(Dataset items)
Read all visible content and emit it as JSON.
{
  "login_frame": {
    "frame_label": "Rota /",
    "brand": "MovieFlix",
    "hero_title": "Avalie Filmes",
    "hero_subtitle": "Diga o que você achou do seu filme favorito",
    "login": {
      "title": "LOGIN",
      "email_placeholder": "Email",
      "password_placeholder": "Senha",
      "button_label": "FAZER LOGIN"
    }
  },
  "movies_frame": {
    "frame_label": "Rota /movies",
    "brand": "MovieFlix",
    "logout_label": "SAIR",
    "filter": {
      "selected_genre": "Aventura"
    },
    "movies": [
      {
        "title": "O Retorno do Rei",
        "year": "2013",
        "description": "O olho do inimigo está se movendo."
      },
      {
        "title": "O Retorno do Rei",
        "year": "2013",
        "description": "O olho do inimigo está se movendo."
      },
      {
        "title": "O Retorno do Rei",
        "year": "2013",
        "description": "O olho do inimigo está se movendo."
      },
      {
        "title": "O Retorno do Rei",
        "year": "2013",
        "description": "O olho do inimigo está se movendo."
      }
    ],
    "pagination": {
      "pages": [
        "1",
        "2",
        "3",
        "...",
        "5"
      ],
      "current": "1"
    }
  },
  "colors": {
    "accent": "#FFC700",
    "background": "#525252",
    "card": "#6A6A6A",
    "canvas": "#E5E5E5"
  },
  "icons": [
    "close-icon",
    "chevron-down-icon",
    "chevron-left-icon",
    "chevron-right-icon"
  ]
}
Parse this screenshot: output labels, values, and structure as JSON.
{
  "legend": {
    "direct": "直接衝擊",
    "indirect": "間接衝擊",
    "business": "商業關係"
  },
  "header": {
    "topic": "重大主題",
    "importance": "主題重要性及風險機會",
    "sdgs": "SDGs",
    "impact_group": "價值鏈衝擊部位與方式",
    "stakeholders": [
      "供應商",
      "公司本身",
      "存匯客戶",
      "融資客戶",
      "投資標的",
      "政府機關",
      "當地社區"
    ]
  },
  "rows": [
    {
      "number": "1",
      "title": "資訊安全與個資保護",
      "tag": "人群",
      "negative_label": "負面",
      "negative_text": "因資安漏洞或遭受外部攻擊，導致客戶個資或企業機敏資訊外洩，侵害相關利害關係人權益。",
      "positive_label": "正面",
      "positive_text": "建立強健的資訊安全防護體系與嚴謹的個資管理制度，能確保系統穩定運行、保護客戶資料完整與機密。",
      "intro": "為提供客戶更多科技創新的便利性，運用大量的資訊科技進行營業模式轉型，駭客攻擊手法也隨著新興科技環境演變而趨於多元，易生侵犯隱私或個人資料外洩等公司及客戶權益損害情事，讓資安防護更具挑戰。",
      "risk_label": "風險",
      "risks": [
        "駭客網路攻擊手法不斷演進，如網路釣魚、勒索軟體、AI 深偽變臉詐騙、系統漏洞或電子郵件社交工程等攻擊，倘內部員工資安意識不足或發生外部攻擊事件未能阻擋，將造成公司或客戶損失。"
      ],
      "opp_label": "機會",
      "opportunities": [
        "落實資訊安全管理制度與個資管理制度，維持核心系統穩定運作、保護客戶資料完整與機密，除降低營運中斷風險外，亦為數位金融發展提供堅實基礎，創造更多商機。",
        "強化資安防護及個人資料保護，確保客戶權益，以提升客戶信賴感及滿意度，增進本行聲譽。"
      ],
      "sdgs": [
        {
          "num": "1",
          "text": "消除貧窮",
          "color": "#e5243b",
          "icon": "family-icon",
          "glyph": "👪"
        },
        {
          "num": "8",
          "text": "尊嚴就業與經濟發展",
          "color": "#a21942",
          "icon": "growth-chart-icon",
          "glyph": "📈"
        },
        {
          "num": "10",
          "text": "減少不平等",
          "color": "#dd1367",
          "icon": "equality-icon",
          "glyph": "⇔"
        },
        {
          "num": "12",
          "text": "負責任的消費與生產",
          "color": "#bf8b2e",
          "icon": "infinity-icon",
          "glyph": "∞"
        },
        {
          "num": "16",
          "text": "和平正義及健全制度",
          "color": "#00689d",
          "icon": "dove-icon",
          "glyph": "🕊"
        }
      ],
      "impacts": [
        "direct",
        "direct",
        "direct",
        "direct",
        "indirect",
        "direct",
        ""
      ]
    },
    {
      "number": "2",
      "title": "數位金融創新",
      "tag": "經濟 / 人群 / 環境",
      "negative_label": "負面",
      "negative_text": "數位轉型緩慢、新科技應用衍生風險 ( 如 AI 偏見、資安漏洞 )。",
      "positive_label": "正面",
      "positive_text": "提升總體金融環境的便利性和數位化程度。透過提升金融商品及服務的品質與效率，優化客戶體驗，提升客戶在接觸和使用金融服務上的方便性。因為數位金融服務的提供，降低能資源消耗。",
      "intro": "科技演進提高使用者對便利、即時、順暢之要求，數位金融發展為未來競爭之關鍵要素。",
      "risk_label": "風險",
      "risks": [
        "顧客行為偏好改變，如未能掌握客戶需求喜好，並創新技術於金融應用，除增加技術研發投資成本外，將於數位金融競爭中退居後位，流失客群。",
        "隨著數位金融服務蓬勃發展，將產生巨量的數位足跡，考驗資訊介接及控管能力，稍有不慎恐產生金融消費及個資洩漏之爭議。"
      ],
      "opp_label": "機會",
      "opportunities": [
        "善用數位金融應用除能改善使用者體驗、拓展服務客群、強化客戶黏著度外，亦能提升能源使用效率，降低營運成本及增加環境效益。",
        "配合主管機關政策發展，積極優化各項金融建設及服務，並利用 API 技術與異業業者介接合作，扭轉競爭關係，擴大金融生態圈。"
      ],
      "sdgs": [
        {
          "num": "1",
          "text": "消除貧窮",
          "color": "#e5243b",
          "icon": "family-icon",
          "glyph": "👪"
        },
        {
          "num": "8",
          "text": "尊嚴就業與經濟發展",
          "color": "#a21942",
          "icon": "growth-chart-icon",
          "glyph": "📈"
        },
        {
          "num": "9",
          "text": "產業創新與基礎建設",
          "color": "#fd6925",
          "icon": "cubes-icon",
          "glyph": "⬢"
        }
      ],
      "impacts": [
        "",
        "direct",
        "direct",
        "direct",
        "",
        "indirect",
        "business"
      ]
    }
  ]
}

### STATED EXERCISE
Extract the listing in its entirety, matching it exactly.

### THE RESPONSE
Read all visible content and emit it as JSON.
{
  "login_frame": {
    "frame_label": "Rota /",
    "brand": "MovieFlix",
    "hero_title": "Avalie Filmes",
    "hero_subtitle": "Diga o que você achou do seu filme favorito",
    "login": {
      "title": "LOGIN",
      "email_placeholder": "Email",
      "password_placeholder": "Senha",
      "button_label": "FAZER LOGIN"
    }
  },
  "movies_frame": {
    "frame_label": "Rota /movies",
    "brand": "MovieFlix",
    "logout_label": "SAIR",
    "filter": {
      "selected_genre": "Aventura"
    },
    "movies": [
      {
        "title": "O Retorno do Rei",
        "year": "2013",
        "description": "O olho do inimigo está se movendo."
      },
      {
        "title": "O Retorno do Rei",
        "year": "2013",
        "description": "O olho do inimigo está se movendo."
      },
      {
        "title": "O Retorno do Rei",
        "year": "2013",
        "description": "O olho do inimigo está se movendo."
      },
      {
        "title": "O Retorno do Rei",
        "year": "2013",
        "description": "O olho do inimigo está se movendo."
      }
    ],
    "pagination": {
      "pages": [
        "1",
        "2",
        "3",
        "...",
        "5"
      ],
      "current": "1"
    }
  },
  "colors": {
    "accent": "#FFC700",
    "background": "#525252",
    "card": "#6A6A6A",
    "canvas": "#E5E5E5"
  },
  "icons": [
    "close-icon",
    "chevron-down-icon",
    "chevron-left-icon",
    "chevron-right-icon"
  ]
}
Parse this screenshot: output labels, values, and structure as JSON.
{
  "legend": {
    "direct": "直接衝擊",
    "indirect": "間接衝擊",
    "business": "商業關係"
  },
  "header": {
    "topic": "重大主題",
    "importance": "主題重要性及風險機會",
    "sdgs": "SDGs",
    "impact_group": "價值鏈衝擊部位與方式",
    "stakeholders": [
      "供應商",
      "公司本身",
      "存匯客戶",
      "融資客戶",
      "投資標的",
      "政府機關",
      "當地社區"
    ]
  },
  "rows": [
    {
      "number": "1",
      "title": "資訊安全與個資保護",
      "tag": "人群",
      "negative_label": "負面",
      "negative_text": "因資安漏洞或遭受外部攻擊，導致客戶個資或企業機敏資訊外洩，侵害相關利害關係人權益。",
      "positive_label": "正面",
      "positive_text": "建立強健的資訊安全防護體系與嚴謹的個資管理制度，能確保系統穩定運行、保護客戶資料完整與機密。",
      "intro": "為提供客戶更多科技創新的便利性，運用大量的資訊科技進行營業模式轉型，駭客攻擊手法也隨著新興科技環境演變而趨於多元，易生侵犯隱私或個人資料外洩等公司及客戶權益損害情事，讓資安防護更具挑戰。",
      "risk_label": "風險",
      "risks": [
        "駭客網路攻擊手法不斷演進，如網路釣魚、勒索軟體、AI 深偽變臉詐騙、系統漏洞或電子郵件社交工程等攻擊，倘內部員工資安意識不足或發生外部攻擊事件未能阻擋，將造成公司或客戶損失。"
      ],
      "opp_label": "機會",
      "opportunities": [
        "落實資訊安全管理制度與個資管理制度，維持核心系統穩定運作、保護客戶資料完整與機密，除降低營運中斷風險外，亦為數位金融發展提供堅實基礎，創造更多商機。",
        "強化資安防護及個人資料保護，確保客戶權益，以提升客戶信賴感及滿意度，增進本行聲譽。"
      ],
      "sdgs": [
        {
          "num": "1",
          "text": "消除貧窮",
          "color": "#e5243b",
          "icon": "family-icon",
          "glyph": "👪"
        },
        {
          "num": "8",
          "text": "尊嚴就業與經濟發展",
          "color": "#a21942",
          "icon": "growth-chart-icon",
          "glyph": "📈"
        },
        {
          "num": "10",
          "text": "減少不平等",
          "color": "#dd1367",
          "icon": "equality-icon",
          "glyph": "⇔"
        },
        {
          "num": "12",
          "text": "負責任的消費與生產",
          "color": "#bf8b2e",
          "icon": "infinity-icon",
          "glyph": "∞"
        },
        {
          "num": "16",
          "text": "和平正義及健全制度",
          "color": "#00689d",
          "icon": "dove-icon",
          "glyph": "🕊"
        }
      ],
      "impacts": [
        "direct",
        "direct",
        "direct",
        "direct",
        "indirect",
        "direct",
        ""
      ]
    },
    {
      "number": "2",
      "title": "數位金融創新",
      "tag": "經濟 / 人群 / 環境",
      "negative_label": "負面",
      "negative_text": "數位轉型緩慢、新科技應用衍生風險 ( 如 AI 偏見、資安漏洞 )。",
      "positive_label": "正面",
      "positive_text": "提升總體金融環境的便利性和數位化程度。透過提升金融商品及服務的品質與效率，優化客戶體驗，提升客戶在接觸和使用金融服務上的方便性。因為數位金融服務的提供，降低能資源消耗。",
      "intro": "科技演進提高使用者對便利、即時、順暢之要求，數位金融發展為未來競爭之關鍵要素。",
      "risk_label": "風險",
      "risks": [
        "顧客行為偏好改變，如未能掌握客戶需求喜好，並創新技術於金融應用，除增加技術研發投資成本外，將於數位金融競爭中退居後位，流失客群。",
        "隨著數位金融服務蓬勃發展，將產生巨量的數位足跡，考驗資訊介接及控管能力，稍有不慎恐產生金融消費及個資洩漏之爭議。"
      ],
      "opp_label": "機會",
      "opportunities": [
        "善用數位金融應用除能改善使用者體驗、拓展服務客群、強化客戶黏著度外，亦能提升能源使用效率，降低營運成本及增加環境效益。",
        "配合主管機關政策發展，積極優化各項金融建設及服務，並利用 API 技術與異業業者介接合作，扭轉競爭關係，擴大金融生態圈。"
      ],
      "sdgs": [
        {
          "num": "1",
          "text": "消除貧窮",
          "color": "#e5243b",
          "icon": "family-icon",
          "glyph": "👪"
        },
        {
          "num": "8",
          "text": "尊嚴就業與經濟發展",
          "color": "#a21942",
          "icon": "growth-chart-icon",
          "glyph": "📈"
        },
        {
          "num": "9",
          "text": "產業創新與基礎建設",
          "color": "#fd6925",
          "icon": "cubes-icon",
          "glyph": "⬢"
        }
      ],
      "impacts": [
        "",
        "direct",
        "direct",
        "direct",
        "",
        "indirect",
        "business"
      ]
    }
  ]
}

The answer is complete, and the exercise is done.